Stored entries:

++++++++++

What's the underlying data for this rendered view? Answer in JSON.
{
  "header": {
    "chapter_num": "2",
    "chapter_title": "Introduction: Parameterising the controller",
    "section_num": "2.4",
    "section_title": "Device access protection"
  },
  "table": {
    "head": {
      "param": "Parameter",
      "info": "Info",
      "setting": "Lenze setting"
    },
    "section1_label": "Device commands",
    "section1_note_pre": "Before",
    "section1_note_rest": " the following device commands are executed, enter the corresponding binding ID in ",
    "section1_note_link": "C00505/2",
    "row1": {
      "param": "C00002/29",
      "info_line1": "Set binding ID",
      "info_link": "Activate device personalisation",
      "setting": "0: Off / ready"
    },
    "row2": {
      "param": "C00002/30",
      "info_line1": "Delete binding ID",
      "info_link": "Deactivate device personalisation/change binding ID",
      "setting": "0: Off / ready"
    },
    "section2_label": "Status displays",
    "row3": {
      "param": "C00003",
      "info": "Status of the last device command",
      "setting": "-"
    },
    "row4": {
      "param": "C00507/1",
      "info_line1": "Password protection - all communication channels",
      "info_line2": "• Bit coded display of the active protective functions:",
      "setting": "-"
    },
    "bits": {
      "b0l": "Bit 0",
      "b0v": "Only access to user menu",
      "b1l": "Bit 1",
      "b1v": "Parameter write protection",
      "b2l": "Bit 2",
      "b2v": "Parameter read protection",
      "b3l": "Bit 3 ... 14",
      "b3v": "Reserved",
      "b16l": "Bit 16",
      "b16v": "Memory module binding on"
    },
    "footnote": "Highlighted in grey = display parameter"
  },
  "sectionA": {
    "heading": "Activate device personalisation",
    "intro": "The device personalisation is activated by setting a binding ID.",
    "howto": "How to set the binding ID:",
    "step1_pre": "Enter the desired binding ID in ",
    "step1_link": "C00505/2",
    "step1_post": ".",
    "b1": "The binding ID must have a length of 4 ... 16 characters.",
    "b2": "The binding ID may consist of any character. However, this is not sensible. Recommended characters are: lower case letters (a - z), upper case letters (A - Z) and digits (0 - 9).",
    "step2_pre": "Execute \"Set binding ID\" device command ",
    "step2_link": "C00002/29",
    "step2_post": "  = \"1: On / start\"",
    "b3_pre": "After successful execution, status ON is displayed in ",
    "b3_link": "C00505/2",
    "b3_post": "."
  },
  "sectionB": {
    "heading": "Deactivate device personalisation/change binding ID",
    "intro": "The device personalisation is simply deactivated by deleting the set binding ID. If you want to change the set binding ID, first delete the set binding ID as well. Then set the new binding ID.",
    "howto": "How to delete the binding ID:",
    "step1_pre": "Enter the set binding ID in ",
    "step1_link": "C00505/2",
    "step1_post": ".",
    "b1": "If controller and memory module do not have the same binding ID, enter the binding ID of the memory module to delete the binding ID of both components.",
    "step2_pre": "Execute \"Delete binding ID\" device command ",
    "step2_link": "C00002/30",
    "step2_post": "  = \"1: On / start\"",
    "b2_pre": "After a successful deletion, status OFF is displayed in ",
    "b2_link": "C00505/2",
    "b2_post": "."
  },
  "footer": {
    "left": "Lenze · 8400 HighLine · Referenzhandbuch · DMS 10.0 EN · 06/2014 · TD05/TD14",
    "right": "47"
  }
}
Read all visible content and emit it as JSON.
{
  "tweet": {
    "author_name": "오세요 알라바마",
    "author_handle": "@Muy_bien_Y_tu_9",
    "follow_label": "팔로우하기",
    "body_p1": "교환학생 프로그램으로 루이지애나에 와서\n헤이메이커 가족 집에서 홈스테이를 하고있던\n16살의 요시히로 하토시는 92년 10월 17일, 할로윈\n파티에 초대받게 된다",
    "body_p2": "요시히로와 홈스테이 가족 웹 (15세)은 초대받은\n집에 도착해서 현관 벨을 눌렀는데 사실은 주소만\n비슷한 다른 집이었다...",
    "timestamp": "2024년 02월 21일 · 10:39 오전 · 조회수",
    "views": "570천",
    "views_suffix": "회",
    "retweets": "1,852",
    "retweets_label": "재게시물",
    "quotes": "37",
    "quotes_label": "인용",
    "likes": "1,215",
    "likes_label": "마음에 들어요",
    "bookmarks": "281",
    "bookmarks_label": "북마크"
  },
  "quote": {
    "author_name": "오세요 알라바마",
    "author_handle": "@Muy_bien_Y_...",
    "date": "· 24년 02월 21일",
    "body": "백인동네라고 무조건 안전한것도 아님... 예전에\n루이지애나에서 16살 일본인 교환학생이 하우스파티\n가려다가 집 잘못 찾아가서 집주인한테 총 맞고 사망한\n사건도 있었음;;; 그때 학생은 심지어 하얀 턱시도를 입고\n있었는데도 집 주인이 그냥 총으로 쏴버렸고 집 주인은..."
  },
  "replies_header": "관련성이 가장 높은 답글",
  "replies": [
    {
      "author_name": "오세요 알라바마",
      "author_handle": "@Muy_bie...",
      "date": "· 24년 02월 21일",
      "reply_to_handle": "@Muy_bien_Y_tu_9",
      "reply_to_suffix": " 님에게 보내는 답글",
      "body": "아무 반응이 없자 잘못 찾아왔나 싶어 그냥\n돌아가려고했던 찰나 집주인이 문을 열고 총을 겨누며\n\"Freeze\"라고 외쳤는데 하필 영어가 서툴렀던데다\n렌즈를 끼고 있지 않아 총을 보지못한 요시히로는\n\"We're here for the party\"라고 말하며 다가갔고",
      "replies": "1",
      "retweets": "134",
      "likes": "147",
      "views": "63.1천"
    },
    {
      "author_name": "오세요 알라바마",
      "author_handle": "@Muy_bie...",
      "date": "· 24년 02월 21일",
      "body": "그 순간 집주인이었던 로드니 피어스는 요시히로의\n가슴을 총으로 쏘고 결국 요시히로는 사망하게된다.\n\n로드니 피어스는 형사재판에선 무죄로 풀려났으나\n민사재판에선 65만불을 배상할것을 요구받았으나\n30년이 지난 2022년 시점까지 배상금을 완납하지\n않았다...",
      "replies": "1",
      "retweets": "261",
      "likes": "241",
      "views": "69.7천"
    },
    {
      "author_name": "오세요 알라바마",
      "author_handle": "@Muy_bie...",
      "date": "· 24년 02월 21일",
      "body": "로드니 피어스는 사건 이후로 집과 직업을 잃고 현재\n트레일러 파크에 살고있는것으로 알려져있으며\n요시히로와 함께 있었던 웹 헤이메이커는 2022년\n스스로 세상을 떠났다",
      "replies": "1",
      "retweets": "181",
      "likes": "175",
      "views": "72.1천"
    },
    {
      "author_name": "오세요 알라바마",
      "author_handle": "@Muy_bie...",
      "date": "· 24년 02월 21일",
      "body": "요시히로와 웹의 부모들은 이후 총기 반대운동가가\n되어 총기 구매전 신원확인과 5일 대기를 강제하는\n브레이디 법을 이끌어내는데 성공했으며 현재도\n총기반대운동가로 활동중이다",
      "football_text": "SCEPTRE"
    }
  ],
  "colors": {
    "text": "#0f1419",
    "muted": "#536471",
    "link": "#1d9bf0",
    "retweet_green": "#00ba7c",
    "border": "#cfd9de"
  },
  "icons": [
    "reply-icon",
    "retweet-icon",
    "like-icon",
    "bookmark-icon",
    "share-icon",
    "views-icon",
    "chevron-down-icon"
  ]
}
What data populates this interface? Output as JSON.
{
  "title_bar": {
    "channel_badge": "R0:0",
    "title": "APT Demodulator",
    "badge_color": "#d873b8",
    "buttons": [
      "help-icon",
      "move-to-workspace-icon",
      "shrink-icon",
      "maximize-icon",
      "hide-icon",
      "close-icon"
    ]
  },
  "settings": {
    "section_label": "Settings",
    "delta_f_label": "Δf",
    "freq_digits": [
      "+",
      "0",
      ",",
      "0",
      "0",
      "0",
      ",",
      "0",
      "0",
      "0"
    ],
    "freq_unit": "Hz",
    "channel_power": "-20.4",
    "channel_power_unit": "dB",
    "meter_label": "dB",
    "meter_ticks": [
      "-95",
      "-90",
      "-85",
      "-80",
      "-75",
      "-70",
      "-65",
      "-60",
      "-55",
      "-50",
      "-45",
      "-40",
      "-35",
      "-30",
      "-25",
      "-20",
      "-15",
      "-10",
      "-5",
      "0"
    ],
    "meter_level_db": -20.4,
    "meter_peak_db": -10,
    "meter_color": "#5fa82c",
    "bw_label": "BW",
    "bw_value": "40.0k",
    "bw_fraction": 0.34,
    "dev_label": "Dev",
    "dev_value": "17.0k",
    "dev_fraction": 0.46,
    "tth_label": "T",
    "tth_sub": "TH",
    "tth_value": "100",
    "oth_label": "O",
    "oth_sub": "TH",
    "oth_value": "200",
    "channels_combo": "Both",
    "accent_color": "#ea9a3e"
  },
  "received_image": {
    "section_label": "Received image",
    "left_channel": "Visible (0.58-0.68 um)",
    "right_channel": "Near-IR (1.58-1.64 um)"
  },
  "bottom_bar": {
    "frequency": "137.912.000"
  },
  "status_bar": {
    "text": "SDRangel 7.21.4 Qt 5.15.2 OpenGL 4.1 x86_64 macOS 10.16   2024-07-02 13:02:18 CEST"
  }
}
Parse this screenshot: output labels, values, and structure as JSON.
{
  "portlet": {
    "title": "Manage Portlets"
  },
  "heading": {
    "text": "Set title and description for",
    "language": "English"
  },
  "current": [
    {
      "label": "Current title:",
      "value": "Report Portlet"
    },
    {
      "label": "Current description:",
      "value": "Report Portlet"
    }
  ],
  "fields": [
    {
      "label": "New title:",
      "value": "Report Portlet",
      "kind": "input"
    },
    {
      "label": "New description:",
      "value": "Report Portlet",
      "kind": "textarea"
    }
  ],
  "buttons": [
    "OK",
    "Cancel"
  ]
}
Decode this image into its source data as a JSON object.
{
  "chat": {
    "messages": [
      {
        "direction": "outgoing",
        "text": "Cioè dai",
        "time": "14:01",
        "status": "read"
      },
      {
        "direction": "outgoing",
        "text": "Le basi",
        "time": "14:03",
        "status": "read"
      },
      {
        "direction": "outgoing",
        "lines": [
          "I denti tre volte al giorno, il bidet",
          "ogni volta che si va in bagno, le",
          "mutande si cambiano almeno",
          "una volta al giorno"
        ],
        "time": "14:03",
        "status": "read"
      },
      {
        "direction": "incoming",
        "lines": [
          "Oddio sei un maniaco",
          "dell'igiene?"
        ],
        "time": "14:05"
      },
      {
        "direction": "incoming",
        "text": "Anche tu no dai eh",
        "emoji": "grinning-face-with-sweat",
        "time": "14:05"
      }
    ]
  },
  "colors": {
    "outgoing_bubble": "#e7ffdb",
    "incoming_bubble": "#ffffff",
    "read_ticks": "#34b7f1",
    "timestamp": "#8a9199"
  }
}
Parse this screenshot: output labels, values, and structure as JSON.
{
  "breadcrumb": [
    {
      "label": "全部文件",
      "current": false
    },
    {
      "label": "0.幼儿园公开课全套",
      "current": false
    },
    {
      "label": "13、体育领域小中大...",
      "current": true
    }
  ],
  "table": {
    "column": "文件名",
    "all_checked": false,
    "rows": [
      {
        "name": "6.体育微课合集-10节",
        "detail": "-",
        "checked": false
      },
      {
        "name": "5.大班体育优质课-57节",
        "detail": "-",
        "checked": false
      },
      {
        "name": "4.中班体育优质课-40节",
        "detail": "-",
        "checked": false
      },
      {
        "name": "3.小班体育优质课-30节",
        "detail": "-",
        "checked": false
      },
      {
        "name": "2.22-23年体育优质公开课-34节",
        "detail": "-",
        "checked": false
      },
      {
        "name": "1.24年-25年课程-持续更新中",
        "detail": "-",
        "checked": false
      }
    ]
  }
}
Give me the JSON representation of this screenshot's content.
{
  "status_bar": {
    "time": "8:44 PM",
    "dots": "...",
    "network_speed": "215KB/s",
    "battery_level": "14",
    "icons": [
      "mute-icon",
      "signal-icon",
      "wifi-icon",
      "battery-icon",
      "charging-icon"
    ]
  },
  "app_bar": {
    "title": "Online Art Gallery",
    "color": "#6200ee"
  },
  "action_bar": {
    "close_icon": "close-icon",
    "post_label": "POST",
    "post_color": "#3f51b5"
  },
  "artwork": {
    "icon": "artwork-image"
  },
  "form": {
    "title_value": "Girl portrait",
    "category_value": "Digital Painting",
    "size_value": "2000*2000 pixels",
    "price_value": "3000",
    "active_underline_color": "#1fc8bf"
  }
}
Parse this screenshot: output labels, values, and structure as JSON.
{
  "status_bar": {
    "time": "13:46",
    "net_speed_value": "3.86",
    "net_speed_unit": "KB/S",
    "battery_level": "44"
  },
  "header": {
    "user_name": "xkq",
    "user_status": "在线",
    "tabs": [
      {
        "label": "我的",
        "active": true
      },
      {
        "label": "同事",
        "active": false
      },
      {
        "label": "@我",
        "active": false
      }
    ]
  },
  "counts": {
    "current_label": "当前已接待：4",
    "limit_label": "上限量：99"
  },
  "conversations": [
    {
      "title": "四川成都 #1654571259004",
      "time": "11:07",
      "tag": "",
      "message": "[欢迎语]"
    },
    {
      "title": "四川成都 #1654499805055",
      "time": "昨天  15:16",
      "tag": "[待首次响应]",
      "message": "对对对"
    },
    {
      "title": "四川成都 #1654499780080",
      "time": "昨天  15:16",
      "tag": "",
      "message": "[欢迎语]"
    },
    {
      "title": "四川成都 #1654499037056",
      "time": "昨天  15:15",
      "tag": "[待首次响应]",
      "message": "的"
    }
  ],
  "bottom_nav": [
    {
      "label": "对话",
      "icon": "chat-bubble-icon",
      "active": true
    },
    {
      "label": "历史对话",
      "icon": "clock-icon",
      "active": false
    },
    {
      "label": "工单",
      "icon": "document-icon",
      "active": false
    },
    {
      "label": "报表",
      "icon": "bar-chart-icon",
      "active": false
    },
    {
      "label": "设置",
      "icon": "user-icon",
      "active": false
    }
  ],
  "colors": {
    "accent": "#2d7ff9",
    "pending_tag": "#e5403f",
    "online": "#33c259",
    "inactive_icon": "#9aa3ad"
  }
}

++++++++++

## [Problem details]
Count every line of the records that holds the string "giorno". Write only the total.

## [The result]
2